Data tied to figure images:
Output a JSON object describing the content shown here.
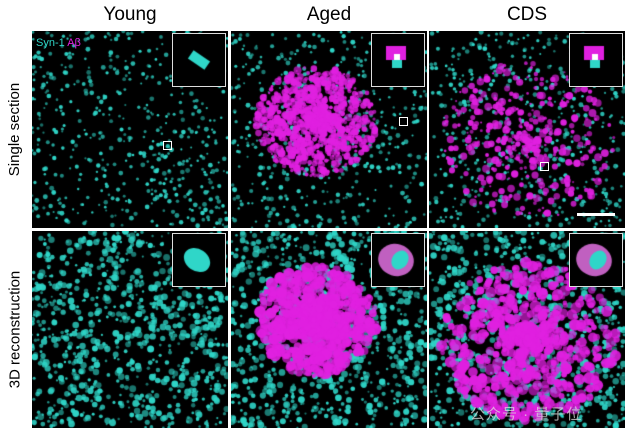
{
  "columns": [
    "Young",
    "Aged",
    "CDS"
  ],
  "rows": [
    "Single section",
    "3D reconstruction"
  ],
  "legend": {
    "syn1": "Syn-1",
    "abeta": "Aβ"
  },
  "colors": {
    "syn1": "#2fd6c8",
    "abeta": "#e020e0",
    "background": "#000000"
  },
  "watermark": "公众号 · 量子位"
}
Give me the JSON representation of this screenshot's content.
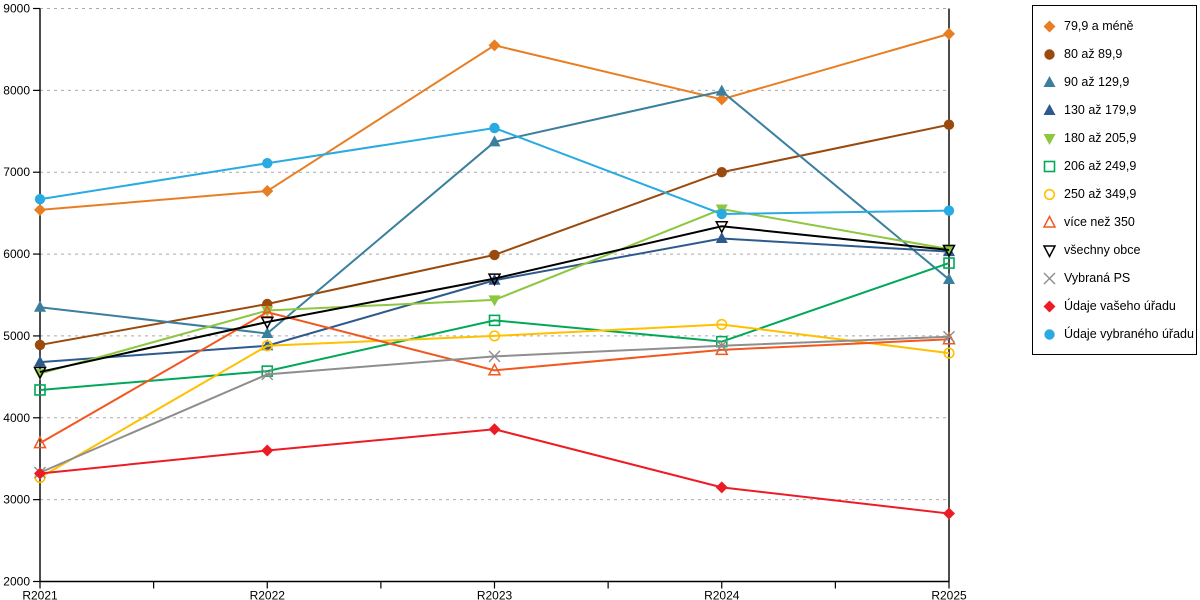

(Do this): Without the pictures, repeat the listing above exactly.

(Answer for this exercise):
Output a JSON object describing the content shown here.
{
  "columns": [
    "Young",
    "Aged",
    "CDS"
  ],
  "rows": [
    "Single section",
    "3D reconstruction"
  ],
  "legend": {
    "syn1": "Syn-1",
    "abeta": "Aβ"
  },
  "colors": {
    "syn1": "#2fd6c8",
    "abeta": "#e020e0",
    "background": "#000000"
  },
  "watermark": "公众号 · 量子位"
}
Give me the JSON representation of this screenshot's content.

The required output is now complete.